• _EXERCISE DETAILS_: Format each line of the records below as a numbered list, skipping any blank lines. Leave the pictures out of your answer.

• _EXERCISE MATERIALS_:
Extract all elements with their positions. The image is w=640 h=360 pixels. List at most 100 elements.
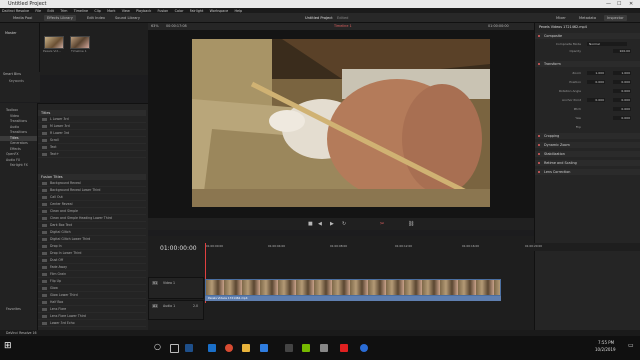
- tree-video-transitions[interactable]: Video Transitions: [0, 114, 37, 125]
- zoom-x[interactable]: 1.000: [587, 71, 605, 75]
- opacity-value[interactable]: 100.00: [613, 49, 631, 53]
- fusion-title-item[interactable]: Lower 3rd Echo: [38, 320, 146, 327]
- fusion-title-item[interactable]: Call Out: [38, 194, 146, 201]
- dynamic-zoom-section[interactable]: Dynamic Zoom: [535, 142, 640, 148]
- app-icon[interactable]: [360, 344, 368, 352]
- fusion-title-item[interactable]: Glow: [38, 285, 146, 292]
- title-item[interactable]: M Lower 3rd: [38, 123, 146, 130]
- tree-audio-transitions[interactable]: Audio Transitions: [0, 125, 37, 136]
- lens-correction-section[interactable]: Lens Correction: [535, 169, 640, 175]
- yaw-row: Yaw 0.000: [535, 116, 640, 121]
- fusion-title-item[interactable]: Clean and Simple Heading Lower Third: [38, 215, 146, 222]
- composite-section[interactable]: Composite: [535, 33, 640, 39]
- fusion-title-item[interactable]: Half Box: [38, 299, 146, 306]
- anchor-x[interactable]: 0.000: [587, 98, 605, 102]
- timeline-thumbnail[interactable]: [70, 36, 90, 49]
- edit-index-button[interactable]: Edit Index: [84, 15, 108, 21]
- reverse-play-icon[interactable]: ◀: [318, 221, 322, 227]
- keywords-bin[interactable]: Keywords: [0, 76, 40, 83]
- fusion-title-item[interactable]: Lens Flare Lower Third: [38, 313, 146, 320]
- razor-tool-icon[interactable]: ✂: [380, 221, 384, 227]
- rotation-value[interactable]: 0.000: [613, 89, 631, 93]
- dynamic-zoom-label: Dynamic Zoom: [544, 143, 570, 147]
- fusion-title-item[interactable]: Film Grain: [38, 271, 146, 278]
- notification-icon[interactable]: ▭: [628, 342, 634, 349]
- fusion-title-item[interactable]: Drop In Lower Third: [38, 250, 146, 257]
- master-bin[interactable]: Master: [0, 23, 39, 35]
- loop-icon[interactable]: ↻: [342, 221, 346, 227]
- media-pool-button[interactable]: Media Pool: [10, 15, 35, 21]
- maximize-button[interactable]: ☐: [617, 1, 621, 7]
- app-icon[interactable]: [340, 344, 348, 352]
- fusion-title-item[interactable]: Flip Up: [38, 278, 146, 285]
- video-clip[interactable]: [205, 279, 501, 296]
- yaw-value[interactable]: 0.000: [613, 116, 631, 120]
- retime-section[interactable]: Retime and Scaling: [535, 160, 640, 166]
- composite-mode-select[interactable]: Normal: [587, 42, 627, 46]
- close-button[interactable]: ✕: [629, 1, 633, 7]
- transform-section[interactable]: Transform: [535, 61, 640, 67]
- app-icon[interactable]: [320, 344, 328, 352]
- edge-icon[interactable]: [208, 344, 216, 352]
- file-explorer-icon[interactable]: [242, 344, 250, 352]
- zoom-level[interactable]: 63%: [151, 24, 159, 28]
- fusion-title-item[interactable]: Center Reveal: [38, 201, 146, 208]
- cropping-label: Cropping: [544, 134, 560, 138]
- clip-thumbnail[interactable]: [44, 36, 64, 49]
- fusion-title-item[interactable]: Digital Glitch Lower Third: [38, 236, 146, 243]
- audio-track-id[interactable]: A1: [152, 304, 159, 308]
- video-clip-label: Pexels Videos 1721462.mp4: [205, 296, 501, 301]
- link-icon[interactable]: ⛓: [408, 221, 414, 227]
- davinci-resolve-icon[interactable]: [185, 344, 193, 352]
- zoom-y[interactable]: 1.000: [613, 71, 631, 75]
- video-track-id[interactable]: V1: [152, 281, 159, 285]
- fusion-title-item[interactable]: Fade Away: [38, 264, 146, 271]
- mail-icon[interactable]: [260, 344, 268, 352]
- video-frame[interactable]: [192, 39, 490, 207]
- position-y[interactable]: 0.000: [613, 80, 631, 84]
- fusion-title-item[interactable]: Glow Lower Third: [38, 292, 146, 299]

• _TASK ANSWER_:
1. Extract all elements with their positions. The image is w=640 h=360 pixels. List at most 100 elements.
2. - tree-video-transitions[interactable]: Video Transitions: [0, 114, 37, 125]
3. - zoom-x[interactable]: 1.000: [587, 71, 605, 75]
4. - opacity-value[interactable]: 100.00: [613, 49, 631, 53]
5. - fusion-title-item[interactable]: Lower 3rd Echo: [38, 320, 146, 327]
6. - fusion-title-item[interactable]: Call Out: [38, 194, 146, 201]
7. - dynamic-zoom-section[interactable]: Dynamic Zoom: [535, 142, 640, 148]
8. - app-icon[interactable]: [360, 344, 368, 352]
9. - fusion-title-item[interactable]: Glow: [38, 285, 146, 292]
10. - title-item[interactable]: M Lower 3rd: [38, 123, 146, 130]
11. - tree-audio-transitions[interactable]: Audio Transitions: [0, 125, 37, 136]
12. - lens-correction-section[interactable]: Lens Correction: [535, 169, 640, 175]
13. - yaw-row: Yaw 0.000: [535, 116, 640, 121]
14. - fusion-title-item[interactable]: Clean and Simple Heading Lower Third: [38, 215, 146, 222]
15. - composite-section[interactable]: Composite: [535, 33, 640, 39]
16. - fusion-title-item[interactable]: Half Box: [38, 299, 146, 306]
17. - anchor-x[interactable]: 0.000: [587, 98, 605, 102]
18. - timeline-thumbnail[interactable]: [70, 36, 90, 49]
19. - edit-index-button[interactable]: Edit Index: [84, 15, 108, 21]
20. - reverse-play-icon[interactable]: ◀: [318, 221, 322, 227]
21. - keywords-bin[interactable]: Keywords: [0, 76, 40, 83]
22. - fusion-title-item[interactable]: Lens Flare Lower Third: [38, 313, 146, 320]
23. - razor-tool-icon[interactable]: ✂: [380, 221, 384, 227]
24. - rotation-value[interactable]: 0.000: [613, 89, 631, 93]
25. - dynamic-zoom-label: Dynamic Zoom: [544, 143, 570, 147]
26. - fusion-title-item[interactable]: Film Grain: [38, 271, 146, 278]
27. - notification-icon[interactable]: ▭: [628, 342, 634, 349]
28. - fusion-title-item[interactable]: Drop In Lower Third: [38, 250, 146, 257]
29. - master-bin[interactable]: Master: [0, 23, 39, 35]
30. - loop-icon[interactable]: ↻: [342, 221, 346, 227]
31. - media-pool-button[interactable]: Media Pool: [10, 15, 35, 21]
32. - maximize-button[interactable]: ☐: [617, 1, 621, 7]
33. - app-icon[interactable]: [340, 344, 348, 352]
34. - fusion-title-item[interactable]: Flip Up: [38, 278, 146, 285]
35. - video-clip[interactable]: [205, 279, 501, 296]
36. - yaw-value[interactable]: 0.000: [613, 116, 631, 120]
37. - retime-section[interactable]: Retime and Scaling: [535, 160, 640, 166]
38. - composite-mode-select[interactable]: Normal: [587, 42, 627, 46]
39. - close-button[interactable]: ✕: [629, 1, 633, 7]
40. - transform-section[interactable]: Transform: [535, 61, 640, 67]
41. - app-icon[interactable]: [320, 344, 328, 352]
42. - edge-icon[interactable]: [208, 344, 216, 352]
43. - file-explorer-icon[interactable]: [242, 344, 250, 352]
44. - zoom-level[interactable]: 63%: [151, 24, 159, 28]
45. - fusion-title-item[interactable]: Center Reveal: [38, 201, 146, 208]
46. - cropping-label: Cropping: [544, 134, 560, 138]
47. - clip-thumbnail[interactable]: [44, 36, 64, 49]
48. - fusion-title-item[interactable]: Digital Glitch Lower Third: [38, 236, 146, 243]
49. - audio-track-id[interactable]: A1: [152, 304, 159, 308]
50. - video-clip-label: Pexels Videos 1721462.mp4: [205, 296, 501, 301]
51. - link-icon[interactable]: ⛓: [408, 221, 414, 227]
52. - davinci-resolve-icon[interactable]: [185, 344, 193, 352]
53. - zoom-y[interactable]: 1.000: [613, 71, 631, 75]
54. - video-track-id[interactable]: V1: [152, 281, 159, 285]
55. - fusion-title-item[interactable]: Fade Away: [38, 264, 146, 271]
56. - mail-icon[interactable]: [260, 344, 268, 352]
57. - video-frame[interactable]: [192, 39, 490, 207]
58. - position-y[interactable]: 0.000: [613, 80, 631, 84]
59. - fusion-title-item[interactable]: Glow Lower Third: [38, 292, 146, 299]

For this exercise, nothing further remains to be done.